_Exercise objective:_ Find the lines that contain the word "xlabel" and copy each one.

Excerpts from a figure dataset
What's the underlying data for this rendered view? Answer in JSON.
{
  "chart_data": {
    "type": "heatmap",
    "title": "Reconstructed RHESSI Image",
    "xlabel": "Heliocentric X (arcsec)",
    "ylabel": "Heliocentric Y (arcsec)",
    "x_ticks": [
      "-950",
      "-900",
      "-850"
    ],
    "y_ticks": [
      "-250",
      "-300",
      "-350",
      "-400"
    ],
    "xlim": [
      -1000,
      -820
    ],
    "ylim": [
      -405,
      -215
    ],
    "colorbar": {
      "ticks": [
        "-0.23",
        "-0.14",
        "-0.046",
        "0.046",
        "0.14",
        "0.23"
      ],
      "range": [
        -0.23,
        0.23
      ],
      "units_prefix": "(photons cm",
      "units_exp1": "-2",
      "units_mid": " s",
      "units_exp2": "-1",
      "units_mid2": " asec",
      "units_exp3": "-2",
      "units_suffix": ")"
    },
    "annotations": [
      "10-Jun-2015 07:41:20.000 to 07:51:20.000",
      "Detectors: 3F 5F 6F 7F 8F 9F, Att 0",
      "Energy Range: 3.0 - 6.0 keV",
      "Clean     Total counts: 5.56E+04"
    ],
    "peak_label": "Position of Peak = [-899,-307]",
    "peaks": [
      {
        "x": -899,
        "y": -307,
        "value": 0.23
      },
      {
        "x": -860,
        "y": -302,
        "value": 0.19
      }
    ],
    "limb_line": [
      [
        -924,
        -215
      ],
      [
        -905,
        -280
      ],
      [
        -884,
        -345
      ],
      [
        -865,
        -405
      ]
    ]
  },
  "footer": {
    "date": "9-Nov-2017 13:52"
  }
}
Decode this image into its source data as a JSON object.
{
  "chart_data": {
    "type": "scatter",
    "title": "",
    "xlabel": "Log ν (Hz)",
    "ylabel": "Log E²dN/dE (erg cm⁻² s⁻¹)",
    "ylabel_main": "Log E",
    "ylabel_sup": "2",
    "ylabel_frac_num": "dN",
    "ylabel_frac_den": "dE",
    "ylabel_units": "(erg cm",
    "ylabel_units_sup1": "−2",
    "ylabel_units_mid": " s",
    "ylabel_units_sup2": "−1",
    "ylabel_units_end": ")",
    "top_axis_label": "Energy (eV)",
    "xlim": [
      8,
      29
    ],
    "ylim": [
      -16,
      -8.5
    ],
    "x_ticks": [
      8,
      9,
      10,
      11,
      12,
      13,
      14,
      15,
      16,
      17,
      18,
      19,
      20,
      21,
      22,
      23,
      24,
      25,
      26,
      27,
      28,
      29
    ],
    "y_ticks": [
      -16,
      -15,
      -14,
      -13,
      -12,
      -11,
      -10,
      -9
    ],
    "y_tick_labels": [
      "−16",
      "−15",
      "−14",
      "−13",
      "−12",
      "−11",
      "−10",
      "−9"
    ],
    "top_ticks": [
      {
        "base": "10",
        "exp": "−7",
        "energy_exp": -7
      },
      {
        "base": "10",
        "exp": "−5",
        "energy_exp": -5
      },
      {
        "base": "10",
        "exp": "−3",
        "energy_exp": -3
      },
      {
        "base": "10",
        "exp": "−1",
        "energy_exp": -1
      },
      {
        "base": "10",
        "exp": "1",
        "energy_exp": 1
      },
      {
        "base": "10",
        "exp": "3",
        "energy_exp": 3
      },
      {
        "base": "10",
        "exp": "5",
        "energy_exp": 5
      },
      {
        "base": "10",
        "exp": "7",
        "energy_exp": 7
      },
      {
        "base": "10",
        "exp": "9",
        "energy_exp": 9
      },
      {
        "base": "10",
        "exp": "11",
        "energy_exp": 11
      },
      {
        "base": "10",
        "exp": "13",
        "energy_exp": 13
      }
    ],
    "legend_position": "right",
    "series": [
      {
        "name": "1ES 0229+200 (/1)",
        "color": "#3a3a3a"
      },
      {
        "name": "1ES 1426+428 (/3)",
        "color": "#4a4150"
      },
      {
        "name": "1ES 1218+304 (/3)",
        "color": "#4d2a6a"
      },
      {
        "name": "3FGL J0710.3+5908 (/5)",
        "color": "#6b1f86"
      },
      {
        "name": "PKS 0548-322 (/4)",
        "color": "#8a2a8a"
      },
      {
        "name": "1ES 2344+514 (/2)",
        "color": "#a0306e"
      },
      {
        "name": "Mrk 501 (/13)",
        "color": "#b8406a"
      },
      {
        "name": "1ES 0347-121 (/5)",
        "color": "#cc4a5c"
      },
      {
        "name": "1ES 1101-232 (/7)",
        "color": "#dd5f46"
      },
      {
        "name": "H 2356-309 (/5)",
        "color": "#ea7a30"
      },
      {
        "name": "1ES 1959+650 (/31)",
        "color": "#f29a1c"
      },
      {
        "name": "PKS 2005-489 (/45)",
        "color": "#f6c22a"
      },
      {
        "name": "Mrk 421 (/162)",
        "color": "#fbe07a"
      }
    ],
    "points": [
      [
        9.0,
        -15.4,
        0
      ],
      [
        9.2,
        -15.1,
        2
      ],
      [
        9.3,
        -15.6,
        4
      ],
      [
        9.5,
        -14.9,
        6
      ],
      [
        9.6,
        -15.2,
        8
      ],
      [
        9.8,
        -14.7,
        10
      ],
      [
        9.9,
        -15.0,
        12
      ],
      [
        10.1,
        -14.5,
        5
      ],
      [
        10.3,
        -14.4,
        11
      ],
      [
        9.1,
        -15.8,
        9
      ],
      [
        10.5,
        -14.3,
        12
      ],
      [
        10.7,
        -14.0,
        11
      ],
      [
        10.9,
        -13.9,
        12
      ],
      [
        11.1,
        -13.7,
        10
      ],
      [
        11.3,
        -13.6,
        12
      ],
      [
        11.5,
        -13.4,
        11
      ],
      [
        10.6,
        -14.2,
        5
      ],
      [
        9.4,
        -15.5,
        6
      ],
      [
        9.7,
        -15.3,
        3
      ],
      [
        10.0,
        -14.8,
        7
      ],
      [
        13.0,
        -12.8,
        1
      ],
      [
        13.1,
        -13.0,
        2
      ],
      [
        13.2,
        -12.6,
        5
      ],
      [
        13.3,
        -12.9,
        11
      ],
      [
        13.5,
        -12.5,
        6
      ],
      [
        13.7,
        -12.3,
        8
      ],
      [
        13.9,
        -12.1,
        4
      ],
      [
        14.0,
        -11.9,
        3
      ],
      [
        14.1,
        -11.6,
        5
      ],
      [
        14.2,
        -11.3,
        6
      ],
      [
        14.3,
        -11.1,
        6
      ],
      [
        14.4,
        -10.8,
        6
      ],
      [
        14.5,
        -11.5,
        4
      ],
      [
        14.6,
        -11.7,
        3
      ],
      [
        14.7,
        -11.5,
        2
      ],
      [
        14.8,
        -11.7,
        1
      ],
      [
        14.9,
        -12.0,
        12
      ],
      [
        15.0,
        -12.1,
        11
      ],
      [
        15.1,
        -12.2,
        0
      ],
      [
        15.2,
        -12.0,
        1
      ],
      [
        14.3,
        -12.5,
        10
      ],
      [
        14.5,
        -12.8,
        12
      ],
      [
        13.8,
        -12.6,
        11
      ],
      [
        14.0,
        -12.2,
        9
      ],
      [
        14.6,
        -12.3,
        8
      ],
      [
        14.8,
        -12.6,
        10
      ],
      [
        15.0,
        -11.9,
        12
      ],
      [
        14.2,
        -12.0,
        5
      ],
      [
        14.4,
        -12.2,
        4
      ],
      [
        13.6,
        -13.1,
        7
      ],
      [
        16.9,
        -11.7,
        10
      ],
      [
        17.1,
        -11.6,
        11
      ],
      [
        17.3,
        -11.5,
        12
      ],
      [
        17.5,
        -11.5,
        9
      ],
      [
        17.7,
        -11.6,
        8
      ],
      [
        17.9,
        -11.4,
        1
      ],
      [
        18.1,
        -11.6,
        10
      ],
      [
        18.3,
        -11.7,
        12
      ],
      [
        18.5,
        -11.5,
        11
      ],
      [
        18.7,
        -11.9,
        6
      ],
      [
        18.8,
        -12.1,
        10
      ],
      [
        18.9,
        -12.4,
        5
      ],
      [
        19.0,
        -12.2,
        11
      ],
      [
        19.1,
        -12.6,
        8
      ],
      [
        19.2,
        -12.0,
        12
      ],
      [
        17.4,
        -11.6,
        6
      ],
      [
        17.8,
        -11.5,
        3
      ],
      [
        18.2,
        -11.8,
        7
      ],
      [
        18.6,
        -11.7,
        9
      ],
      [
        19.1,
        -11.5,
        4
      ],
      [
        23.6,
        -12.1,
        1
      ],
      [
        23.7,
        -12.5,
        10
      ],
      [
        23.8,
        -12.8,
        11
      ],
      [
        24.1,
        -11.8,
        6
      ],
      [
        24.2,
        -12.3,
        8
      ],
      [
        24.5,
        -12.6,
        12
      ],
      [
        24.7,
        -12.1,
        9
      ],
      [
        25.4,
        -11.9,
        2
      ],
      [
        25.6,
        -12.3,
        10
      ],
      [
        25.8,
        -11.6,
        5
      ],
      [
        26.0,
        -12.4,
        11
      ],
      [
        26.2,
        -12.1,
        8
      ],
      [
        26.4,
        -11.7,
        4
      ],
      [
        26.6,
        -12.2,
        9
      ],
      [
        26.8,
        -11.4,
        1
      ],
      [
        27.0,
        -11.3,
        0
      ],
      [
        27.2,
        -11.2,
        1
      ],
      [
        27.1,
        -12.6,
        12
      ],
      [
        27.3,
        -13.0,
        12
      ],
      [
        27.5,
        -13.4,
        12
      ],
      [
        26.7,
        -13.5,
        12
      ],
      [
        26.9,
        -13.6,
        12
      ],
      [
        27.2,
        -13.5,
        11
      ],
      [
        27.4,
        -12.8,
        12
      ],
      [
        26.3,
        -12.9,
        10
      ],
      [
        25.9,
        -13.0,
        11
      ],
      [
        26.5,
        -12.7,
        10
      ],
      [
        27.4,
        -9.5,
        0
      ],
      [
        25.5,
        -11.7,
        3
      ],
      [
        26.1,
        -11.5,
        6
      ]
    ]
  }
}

_Result of the exercise:_
    "xlabel": "Heliocentric X (arcsec)",
    "xlabel": "Log ν (Hz)",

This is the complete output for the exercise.